_EXERCISE_
Work out how many lines in the entries below include the word "接线如下图所示". Give nothing but the number.

Stored records:
★ ★ ★ ★ ★ ★ ★

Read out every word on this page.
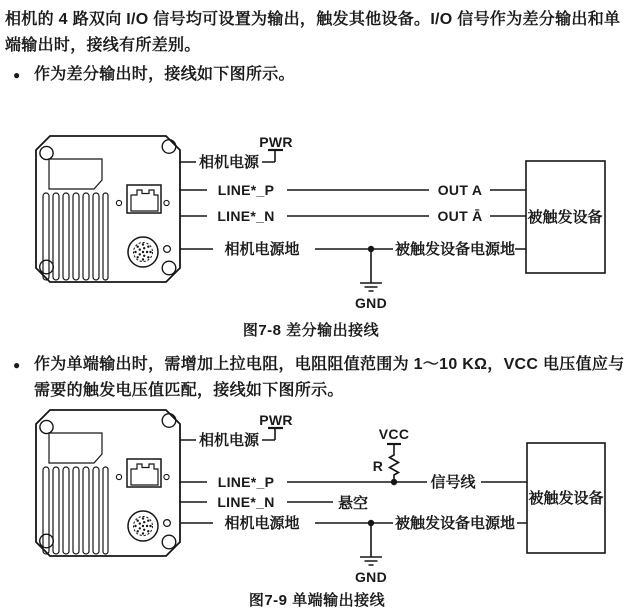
相机的 4 路双向 I/O 信号均可设置为输出，触发其他设备。I/O 信号作为差分输出和单
端输出时，接线有所差别。
● 作为差分输出时，接线如下图所示。
PWR
相机电源
LINE*_P	OUT A
LINE*_N	OUT Ā
相机电源地	被触发设备电源地
GND
被触发设备
图7-8 差分输出接线
● 作为单端输出时，需增加上拉电阻，电阻阻值范围为 1～10 KΩ，VCC 电压值应与
需要的触发电压值匹配，接线如下图所示。
PWR
相机电源	VCC
R
LINE*_P	信号线
LINE*_N	悬空
相机电源地	被触发设备电源地
GND
被触发设备
图7-9 单端输出接线
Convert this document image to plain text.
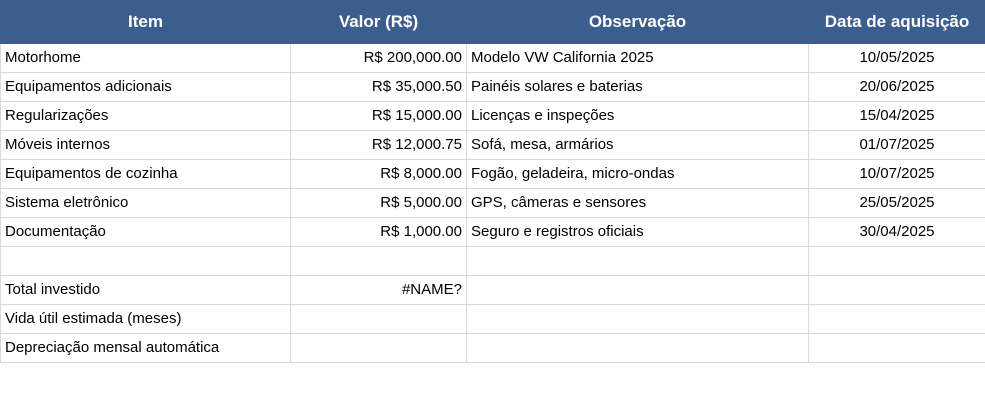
Item	Valor (R$)	Observação	Data de aquisição
Motorhome	R$ 200,000.00	Modelo VW California 2025	10/05/2025
Equipamentos adicionais	R$ 35,000.50	Painéis solares e baterias	20/06/2025
Regularizações	R$ 15,000.00	Licenças e inspeções	15/04/2025
Móveis internos	R$ 12,000.75	Sofá, mesa, armários	01/07/2025
Equipamentos de cozinha	R$ 8,000.00	Fogão, geladeira, micro-ondas	10/07/2025
Sistema eletrônico	R$ 5,000.00	GPS, câmeras e sensores	25/05/2025
Documentação	R$ 1,000.00	Seguro e registros oficiais	30/04/2025

Total investido	#NAME?		
Vida útil estimada (meses)			
Depreciação mensal automática			
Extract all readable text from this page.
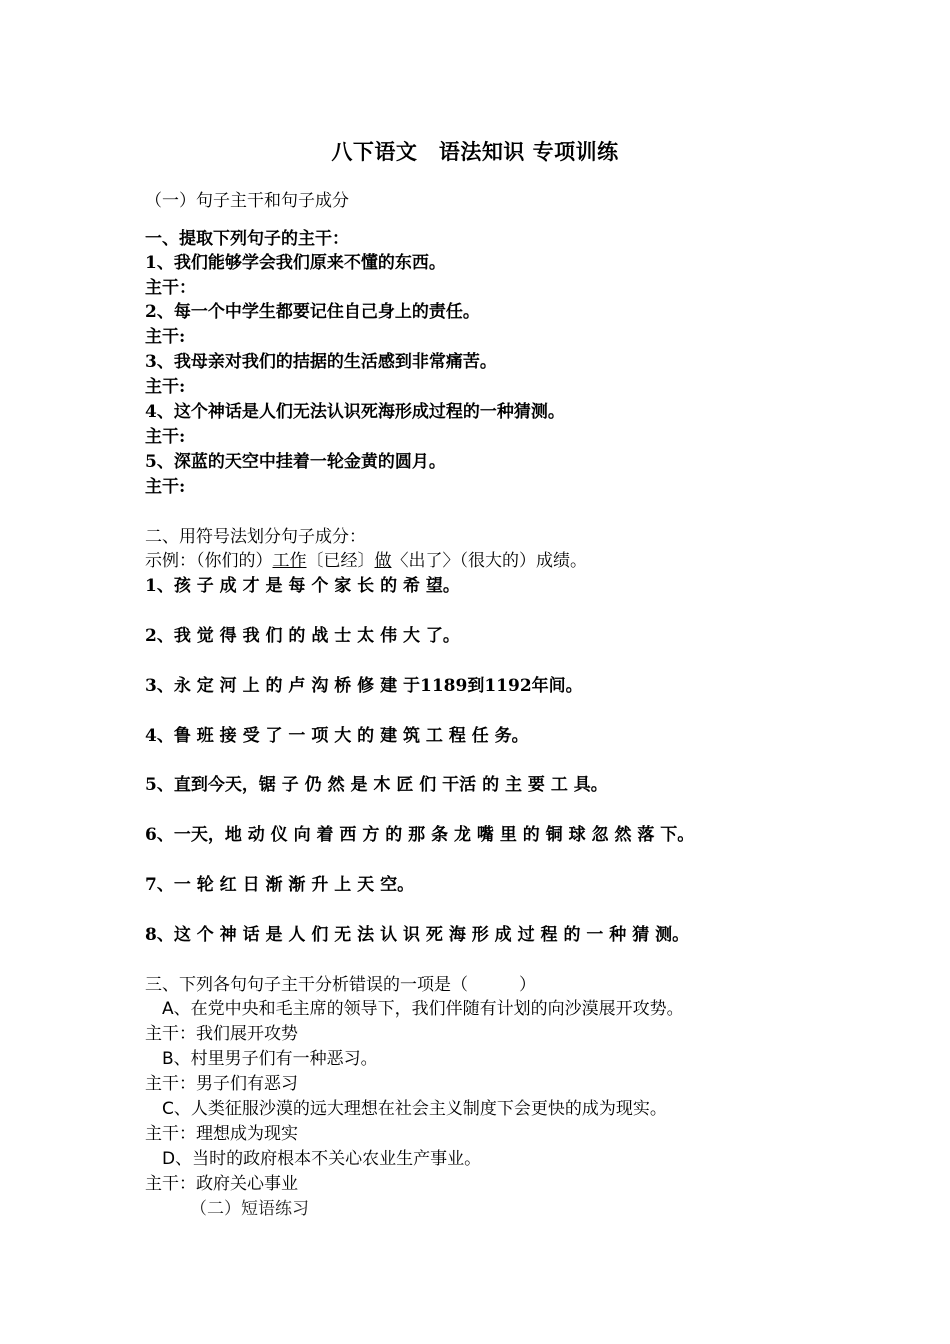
八下语文　语法知识 专项训练
（一）句子主干和句子成分
一、提取下列句子的主干：
1、我们能够学会我们原来不懂的东西。
主干：
2、每一个中学生都要记住自己身上的责任。
主干:
3、我母亲对我们的拮据的生活感到非常痛苦。
主干:
4、这个神话是人们无法认识死海形成过程的一种猜测。
主干:
5、深蓝的天空中挂着一轮金黄的圆月。
主干:
二、用符号法划分句子成分：
示例：（你们的）工作〔已经〕做〈出了〉（很大的）成绩。
1、孩 子 成 才 是 每 个 家 长 的 希 望。
2、我 觉 得 我 们 的 战 士 太 伟 大 了。
3、永 定 河 上 的 卢 沟 桥 修 建 于1189到1192年间。
4、鲁 班 接 受 了 一 项 大 的 建 筑 工 程 任 务。
5、直到今天，锯 子 仍 然 是 木 匠 们 干活 的 主 要 工 具。
6、一天，地 动 仪 向 着 西 方 的 那 条 龙 嘴 里 的 铜 球 忽 然 落 下。
7、一 轮 红 日 渐 渐 升 上 天 空。
8、这 个 神 话 是 人 们 无 法 认 识 死 海 形 成 过 程 的 一 种 猜 测。
三、下列各句句子主干分析错误的一项是（　　　）
A、在党中央和毛主席的领导下，我们伴随有计划的向沙漠展开攻势。
主干：我们展开攻势
B、村里男子们有一种恶习。
主干：男子们有恶习
C、人类征服沙漠的远大理想在社会主义制度下会更快的成为现实。
主干：理想成为现实
D、当时的政府根本不关心农业生产事业。
主干：政府关心事业
（二）短语练习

★ ★ ★ ★ ★ ★ ★

_SOLUTION TO THIS TASK_
2